-- Begin --

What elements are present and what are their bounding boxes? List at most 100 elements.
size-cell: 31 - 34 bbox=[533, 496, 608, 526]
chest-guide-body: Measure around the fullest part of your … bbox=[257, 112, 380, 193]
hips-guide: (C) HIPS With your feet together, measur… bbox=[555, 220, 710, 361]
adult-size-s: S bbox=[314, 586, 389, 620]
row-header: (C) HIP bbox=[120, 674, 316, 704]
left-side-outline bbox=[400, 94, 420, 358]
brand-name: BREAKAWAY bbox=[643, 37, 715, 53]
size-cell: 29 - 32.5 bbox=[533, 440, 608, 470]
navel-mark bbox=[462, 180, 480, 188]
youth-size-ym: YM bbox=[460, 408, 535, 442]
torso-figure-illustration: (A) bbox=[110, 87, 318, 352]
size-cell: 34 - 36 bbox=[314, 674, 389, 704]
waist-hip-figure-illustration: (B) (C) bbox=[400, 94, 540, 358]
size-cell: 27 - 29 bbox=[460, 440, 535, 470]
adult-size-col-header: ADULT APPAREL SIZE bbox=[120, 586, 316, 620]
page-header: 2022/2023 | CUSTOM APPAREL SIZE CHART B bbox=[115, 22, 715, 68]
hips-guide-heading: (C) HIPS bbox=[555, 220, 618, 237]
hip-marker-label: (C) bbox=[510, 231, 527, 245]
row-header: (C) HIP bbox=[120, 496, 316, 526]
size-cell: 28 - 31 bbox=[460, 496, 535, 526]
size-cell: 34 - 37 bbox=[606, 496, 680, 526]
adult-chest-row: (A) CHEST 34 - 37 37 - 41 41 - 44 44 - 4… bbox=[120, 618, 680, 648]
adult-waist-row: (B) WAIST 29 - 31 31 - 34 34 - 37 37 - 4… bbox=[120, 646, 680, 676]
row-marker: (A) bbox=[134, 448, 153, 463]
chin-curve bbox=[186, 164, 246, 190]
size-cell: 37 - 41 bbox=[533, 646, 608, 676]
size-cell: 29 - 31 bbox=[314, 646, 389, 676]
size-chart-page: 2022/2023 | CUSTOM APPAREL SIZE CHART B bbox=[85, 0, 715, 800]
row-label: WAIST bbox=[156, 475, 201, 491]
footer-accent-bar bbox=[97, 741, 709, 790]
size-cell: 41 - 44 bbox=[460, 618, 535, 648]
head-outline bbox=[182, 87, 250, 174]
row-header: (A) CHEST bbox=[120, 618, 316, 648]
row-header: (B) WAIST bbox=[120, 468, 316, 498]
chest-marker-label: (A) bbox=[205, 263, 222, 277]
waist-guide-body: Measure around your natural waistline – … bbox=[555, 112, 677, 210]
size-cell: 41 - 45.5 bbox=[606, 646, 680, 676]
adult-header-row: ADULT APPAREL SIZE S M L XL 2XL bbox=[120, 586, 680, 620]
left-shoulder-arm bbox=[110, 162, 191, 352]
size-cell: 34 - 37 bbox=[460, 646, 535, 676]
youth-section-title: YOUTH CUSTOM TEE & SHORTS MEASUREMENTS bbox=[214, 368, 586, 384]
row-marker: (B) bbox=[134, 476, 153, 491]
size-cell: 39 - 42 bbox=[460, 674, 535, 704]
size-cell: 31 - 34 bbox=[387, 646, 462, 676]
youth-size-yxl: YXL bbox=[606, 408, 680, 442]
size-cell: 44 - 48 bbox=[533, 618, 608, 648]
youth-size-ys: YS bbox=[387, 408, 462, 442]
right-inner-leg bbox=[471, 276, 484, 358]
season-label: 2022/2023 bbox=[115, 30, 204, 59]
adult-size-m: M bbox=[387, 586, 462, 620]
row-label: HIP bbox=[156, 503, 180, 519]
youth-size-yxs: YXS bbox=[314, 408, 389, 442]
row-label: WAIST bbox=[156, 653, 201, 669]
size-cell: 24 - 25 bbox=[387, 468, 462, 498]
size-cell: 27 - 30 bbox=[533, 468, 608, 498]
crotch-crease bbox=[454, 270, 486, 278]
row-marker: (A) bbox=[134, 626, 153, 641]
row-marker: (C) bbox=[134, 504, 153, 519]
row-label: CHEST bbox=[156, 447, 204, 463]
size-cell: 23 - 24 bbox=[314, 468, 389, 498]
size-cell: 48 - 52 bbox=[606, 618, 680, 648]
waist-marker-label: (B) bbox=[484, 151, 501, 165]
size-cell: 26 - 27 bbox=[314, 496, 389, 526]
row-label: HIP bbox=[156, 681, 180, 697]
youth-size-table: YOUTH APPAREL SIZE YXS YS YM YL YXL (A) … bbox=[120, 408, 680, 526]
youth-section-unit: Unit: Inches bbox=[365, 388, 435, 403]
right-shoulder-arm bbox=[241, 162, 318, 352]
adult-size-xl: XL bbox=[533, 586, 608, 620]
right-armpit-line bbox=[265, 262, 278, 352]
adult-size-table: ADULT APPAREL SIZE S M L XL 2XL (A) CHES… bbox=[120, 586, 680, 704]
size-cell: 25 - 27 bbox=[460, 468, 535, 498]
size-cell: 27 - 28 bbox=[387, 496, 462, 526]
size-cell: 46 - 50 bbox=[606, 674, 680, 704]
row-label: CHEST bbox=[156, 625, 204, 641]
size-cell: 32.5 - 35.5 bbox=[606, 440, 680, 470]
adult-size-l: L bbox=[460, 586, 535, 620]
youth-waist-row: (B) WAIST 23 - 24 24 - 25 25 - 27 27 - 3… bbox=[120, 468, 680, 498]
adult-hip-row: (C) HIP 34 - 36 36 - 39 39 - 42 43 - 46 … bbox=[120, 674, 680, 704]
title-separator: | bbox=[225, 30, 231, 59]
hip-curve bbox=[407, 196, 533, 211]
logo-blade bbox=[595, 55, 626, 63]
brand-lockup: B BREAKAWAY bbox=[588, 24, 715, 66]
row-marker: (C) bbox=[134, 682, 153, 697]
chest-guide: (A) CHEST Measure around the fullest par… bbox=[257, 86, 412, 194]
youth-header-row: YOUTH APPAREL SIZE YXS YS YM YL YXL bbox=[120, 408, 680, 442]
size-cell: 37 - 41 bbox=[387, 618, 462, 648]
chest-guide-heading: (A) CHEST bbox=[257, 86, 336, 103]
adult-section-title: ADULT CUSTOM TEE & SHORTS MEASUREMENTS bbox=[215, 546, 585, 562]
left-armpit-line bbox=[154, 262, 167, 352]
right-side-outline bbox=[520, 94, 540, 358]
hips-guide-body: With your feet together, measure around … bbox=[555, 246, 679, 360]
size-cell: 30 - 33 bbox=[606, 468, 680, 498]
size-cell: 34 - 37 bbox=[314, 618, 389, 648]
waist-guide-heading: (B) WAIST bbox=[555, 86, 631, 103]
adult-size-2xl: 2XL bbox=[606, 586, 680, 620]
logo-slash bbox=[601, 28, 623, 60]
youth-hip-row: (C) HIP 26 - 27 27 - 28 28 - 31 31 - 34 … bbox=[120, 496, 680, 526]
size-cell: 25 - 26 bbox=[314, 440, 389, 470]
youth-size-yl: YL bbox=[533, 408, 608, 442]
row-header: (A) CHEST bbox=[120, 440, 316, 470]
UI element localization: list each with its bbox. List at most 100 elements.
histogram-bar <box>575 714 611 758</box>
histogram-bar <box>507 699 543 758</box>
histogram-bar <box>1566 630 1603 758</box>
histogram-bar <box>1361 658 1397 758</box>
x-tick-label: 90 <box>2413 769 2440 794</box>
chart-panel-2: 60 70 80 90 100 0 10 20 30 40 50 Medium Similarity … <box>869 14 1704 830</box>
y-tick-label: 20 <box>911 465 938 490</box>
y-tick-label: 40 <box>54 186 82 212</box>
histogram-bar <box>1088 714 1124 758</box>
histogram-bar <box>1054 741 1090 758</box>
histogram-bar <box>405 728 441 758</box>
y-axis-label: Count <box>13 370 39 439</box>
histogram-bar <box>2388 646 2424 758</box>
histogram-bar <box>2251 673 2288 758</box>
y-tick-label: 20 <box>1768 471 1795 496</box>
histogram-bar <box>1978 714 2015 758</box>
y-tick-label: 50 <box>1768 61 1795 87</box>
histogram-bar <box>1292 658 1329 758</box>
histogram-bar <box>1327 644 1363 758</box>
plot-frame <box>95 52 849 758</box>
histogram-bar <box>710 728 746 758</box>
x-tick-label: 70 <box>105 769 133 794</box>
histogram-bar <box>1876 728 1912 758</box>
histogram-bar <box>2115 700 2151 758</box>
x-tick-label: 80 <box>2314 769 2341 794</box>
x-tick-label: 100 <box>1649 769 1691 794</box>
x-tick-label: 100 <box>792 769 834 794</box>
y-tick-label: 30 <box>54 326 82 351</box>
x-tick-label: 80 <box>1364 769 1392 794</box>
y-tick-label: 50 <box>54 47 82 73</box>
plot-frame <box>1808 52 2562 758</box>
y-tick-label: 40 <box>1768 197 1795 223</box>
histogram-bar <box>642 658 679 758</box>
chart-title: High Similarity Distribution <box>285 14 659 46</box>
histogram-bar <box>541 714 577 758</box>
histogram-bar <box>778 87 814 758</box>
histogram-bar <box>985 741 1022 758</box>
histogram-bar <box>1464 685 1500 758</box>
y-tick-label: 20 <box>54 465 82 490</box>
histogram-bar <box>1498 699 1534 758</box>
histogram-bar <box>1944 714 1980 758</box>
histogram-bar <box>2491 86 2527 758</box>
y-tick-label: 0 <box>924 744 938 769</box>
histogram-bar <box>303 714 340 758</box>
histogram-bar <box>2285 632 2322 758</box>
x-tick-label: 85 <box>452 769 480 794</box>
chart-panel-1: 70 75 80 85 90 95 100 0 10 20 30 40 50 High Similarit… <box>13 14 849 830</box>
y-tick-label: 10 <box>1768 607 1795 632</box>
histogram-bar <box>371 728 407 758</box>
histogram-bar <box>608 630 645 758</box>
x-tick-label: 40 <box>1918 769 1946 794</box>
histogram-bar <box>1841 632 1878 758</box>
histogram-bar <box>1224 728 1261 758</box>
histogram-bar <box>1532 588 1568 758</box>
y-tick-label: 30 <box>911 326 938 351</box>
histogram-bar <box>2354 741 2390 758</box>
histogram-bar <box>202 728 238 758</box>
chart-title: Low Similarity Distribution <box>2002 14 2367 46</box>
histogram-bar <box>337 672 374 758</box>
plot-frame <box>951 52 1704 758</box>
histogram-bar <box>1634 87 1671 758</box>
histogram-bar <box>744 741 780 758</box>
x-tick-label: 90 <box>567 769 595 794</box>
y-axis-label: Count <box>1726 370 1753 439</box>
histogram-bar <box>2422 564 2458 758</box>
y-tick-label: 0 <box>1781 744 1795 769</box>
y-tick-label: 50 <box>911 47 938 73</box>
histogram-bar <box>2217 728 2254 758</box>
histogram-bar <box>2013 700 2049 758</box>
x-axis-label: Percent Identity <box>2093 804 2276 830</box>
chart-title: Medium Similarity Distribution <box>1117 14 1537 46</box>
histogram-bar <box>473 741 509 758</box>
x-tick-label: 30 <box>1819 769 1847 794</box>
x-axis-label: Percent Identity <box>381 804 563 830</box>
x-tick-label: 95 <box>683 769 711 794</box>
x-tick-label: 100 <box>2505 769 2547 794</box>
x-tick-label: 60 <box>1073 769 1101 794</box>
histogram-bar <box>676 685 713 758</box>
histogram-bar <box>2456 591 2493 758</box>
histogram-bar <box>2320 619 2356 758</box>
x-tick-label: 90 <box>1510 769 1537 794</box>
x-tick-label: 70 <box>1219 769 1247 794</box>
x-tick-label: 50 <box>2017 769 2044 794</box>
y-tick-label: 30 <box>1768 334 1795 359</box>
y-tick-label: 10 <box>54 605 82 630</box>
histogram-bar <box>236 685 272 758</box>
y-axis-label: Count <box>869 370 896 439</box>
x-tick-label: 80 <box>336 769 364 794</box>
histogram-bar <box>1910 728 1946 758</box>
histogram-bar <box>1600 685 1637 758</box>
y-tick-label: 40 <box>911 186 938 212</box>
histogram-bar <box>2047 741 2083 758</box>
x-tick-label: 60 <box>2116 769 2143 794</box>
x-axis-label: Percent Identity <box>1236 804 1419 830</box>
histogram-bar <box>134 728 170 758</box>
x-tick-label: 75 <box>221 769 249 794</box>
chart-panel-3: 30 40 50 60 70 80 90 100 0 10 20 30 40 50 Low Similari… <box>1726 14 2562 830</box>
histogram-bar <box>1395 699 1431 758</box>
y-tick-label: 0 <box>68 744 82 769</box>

-- End --

Task →
Copy the lines above verbatim, starting at the first line of the records and ending at the line that contains "size-cell: 34 - 37 bbox=[460, 646, 535, 676]", with both of those lines included.

Answer to this exercise →
What elements are present and what are their bounding boxes? List at most 100 elements.
size-cell: 31 - 34 bbox=[533, 496, 608, 526]
chest-guide-body: Measure around the fullest part of your … bbox=[257, 112, 380, 193]
hips-guide: (C) HIPS With your feet together, measur… bbox=[555, 220, 710, 361]
adult-size-s: S bbox=[314, 586, 389, 620]
row-header: (C) HIP bbox=[120, 674, 316, 704]
left-side-outline bbox=[400, 94, 420, 358]
brand-name: BREAKAWAY bbox=[643, 37, 715, 53]
size-cell: 29 - 32.5 bbox=[533, 440, 608, 470]
navel-mark bbox=[462, 180, 480, 188]
youth-size-ym: YM bbox=[460, 408, 535, 442]
torso-figure-illustration: (A) bbox=[110, 87, 318, 352]
size-cell: 34 - 36 bbox=[314, 674, 389, 704]
waist-hip-figure-illustration: (B) (C) bbox=[400, 94, 540, 358]
size-cell: 27 - 29 bbox=[460, 440, 535, 470]
adult-size-col-header: ADULT APPAREL SIZE bbox=[120, 586, 316, 620]
page-header: 2022/2023 | CUSTOM APPAREL SIZE CHART B bbox=[115, 22, 715, 68]
hips-guide-heading: (C) HIPS bbox=[555, 220, 618, 237]
hip-marker-label: (C) bbox=[510, 231, 527, 245]
row-header: (C) HIP bbox=[120, 496, 316, 526]
size-cell: 28 - 31 bbox=[460, 496, 535, 526]
size-cell: 34 - 37 bbox=[606, 496, 680, 526]
adult-chest-row: (A) CHEST 34 - 37 37 - 41 41 - 44 44 - 4… bbox=[120, 618, 680, 648]
adult-waist-row: (B) WAIST 29 - 31 31 - 34 34 - 37 37 - 4… bbox=[120, 646, 680, 676]
row-marker: (A) bbox=[134, 448, 153, 463]
chin-curve bbox=[186, 164, 246, 190]
size-cell: 37 - 41 bbox=[533, 646, 608, 676]
size-cell: 29 - 31 bbox=[314, 646, 389, 676]
size-chart-page: 2022/2023 | CUSTOM APPAREL SIZE CHART B bbox=[85, 0, 715, 800]
row-label: WAIST bbox=[156, 475, 201, 491]
footer-accent-bar bbox=[97, 741, 709, 790]
size-cell: 41 - 44 bbox=[460, 618, 535, 648]
head-outline bbox=[182, 87, 250, 174]
row-header: (A) CHEST bbox=[120, 618, 316, 648]
row-header: (B) WAIST bbox=[120, 468, 316, 498]
chest-marker-label: (A) bbox=[205, 263, 222, 277]
waist-guide-body: Measure around your natural waistline – … bbox=[555, 112, 677, 210]
size-cell: 41 - 45.5 bbox=[606, 646, 680, 676]
adult-header-row: ADULT APPAREL SIZE S M L XL 2XL bbox=[120, 586, 680, 620]
left-shoulder-arm bbox=[110, 162, 191, 352]
size-cell: 34 - 37 bbox=[460, 646, 535, 676]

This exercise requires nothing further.